# Records shown start

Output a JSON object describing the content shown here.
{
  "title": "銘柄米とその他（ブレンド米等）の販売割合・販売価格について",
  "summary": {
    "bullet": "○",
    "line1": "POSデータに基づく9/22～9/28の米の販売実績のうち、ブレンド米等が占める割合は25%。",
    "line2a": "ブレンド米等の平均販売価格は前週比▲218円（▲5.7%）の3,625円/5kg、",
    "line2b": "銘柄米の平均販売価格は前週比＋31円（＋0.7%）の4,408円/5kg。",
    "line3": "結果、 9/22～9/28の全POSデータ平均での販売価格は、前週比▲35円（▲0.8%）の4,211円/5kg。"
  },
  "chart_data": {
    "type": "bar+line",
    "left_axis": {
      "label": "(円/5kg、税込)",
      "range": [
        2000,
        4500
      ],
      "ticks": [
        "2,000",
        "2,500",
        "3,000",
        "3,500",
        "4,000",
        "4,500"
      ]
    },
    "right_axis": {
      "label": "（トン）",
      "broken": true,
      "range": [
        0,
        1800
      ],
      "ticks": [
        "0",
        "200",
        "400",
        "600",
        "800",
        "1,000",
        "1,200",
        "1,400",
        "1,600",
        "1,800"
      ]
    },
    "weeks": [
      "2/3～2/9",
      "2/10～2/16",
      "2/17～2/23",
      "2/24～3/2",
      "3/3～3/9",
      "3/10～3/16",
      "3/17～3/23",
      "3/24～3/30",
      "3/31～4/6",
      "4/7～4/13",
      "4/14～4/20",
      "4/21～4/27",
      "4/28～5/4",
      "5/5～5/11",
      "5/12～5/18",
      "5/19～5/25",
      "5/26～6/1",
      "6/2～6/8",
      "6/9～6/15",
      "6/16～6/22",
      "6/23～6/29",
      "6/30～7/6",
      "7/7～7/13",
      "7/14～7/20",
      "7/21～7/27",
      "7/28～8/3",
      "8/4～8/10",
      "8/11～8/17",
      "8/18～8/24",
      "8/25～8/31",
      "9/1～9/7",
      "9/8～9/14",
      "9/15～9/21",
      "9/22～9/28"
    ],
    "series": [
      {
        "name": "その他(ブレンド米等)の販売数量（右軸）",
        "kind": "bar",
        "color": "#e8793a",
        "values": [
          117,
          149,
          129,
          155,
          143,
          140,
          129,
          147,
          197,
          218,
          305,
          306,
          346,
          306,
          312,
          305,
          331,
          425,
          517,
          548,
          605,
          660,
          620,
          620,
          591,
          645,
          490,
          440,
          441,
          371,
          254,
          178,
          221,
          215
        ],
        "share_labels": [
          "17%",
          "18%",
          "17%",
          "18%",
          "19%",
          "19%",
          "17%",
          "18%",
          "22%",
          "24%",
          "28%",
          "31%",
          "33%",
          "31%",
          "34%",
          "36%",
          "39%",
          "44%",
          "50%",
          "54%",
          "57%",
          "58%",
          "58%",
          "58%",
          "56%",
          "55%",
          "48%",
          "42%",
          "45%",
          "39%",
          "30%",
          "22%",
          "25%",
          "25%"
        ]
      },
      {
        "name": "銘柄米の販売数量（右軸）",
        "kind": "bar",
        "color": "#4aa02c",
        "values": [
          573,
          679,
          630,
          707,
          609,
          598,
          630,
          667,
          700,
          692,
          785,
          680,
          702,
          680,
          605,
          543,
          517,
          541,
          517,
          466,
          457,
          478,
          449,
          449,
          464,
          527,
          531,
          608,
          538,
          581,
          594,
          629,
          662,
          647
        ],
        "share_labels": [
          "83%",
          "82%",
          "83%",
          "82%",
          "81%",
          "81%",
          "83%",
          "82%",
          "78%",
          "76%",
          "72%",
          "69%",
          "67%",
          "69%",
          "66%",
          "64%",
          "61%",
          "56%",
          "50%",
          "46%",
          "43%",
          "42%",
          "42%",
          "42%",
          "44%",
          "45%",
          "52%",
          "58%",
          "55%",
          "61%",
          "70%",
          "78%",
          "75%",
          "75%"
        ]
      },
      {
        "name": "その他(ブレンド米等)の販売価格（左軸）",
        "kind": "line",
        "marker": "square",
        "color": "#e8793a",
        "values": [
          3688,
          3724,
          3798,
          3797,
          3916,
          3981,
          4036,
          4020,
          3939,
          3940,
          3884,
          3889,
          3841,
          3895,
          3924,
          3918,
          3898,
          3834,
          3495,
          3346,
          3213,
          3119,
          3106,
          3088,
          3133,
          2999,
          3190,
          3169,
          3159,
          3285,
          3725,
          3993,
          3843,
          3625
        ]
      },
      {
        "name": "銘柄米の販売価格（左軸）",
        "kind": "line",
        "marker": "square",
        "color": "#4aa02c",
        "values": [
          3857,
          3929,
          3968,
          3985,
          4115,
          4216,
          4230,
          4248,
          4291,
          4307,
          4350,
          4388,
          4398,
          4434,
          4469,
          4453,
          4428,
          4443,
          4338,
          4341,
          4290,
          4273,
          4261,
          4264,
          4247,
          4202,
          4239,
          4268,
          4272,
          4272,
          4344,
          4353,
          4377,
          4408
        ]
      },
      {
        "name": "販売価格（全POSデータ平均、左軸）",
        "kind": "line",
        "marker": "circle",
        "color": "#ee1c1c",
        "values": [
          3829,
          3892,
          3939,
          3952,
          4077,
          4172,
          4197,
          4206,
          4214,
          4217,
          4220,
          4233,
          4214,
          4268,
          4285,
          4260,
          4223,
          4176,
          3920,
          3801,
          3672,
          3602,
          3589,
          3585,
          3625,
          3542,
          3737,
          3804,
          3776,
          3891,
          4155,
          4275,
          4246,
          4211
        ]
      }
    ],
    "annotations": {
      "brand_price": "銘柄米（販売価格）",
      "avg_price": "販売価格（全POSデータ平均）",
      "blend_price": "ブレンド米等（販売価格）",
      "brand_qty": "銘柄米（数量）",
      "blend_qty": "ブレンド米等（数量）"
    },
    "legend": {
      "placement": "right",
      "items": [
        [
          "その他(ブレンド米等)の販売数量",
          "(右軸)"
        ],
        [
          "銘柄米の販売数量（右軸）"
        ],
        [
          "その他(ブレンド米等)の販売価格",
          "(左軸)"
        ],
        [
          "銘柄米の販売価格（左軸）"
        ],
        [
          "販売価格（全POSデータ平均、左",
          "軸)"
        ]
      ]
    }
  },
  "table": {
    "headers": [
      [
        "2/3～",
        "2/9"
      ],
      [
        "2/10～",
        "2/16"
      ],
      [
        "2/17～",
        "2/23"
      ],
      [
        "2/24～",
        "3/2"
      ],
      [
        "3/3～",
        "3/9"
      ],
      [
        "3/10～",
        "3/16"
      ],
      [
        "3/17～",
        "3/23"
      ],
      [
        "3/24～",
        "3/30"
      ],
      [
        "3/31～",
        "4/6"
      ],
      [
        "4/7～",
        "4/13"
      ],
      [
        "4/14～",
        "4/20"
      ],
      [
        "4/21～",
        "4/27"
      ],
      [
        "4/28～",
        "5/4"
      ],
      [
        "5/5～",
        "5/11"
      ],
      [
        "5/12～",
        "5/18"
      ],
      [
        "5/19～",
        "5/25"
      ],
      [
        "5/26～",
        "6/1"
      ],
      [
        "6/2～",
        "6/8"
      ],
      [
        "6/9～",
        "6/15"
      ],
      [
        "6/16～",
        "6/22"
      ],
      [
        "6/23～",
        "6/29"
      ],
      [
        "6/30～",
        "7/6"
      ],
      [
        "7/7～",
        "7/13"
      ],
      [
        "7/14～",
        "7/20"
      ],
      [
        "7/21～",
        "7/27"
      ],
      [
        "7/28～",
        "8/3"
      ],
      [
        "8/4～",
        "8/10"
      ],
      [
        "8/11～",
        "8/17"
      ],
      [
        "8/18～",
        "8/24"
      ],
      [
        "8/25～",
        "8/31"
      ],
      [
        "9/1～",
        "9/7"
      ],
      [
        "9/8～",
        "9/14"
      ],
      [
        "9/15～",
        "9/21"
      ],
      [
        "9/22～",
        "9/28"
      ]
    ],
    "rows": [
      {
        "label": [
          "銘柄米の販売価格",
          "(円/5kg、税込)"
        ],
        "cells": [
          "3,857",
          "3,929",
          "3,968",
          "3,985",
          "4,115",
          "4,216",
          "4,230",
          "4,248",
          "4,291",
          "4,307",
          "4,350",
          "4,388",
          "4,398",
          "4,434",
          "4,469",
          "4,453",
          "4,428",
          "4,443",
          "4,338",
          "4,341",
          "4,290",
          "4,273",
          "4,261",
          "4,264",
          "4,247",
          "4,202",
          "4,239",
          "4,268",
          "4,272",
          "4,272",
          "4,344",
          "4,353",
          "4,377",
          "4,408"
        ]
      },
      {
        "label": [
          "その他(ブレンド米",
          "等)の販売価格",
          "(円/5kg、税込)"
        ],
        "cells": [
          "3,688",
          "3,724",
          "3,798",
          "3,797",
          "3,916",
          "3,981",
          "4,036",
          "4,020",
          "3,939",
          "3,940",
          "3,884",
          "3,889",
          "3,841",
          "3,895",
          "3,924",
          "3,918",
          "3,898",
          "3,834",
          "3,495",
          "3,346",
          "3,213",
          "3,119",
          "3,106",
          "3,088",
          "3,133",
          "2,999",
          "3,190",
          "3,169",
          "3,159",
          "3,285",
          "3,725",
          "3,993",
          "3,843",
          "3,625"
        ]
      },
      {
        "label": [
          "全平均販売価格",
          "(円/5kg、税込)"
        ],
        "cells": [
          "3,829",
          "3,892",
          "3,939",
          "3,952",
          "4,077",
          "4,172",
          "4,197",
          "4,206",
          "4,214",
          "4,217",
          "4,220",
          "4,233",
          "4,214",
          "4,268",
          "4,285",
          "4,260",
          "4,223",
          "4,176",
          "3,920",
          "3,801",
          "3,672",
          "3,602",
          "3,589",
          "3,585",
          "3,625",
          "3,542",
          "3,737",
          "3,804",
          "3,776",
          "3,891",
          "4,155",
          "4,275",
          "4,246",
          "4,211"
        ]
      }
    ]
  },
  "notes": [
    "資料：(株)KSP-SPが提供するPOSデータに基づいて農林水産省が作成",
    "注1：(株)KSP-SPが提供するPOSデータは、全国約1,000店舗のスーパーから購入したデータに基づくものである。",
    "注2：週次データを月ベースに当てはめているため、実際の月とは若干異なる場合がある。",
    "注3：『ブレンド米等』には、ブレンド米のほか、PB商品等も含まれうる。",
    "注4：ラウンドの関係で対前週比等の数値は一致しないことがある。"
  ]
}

# Records shown end

__Given problem__
Pull out all lines from the entries above in which the word "name" appears.

__Response__
        "name": "その他(ブレンド米等)の販売数量（右軸）",
        "name": "銘柄米の販売数量（右軸）",
        "name": "その他(ブレンド米等)の販売価格（左軸）",
        "name": "銘柄米の販売価格（左軸）",
        "name": "販売価格（全POSデータ平均、左軸）",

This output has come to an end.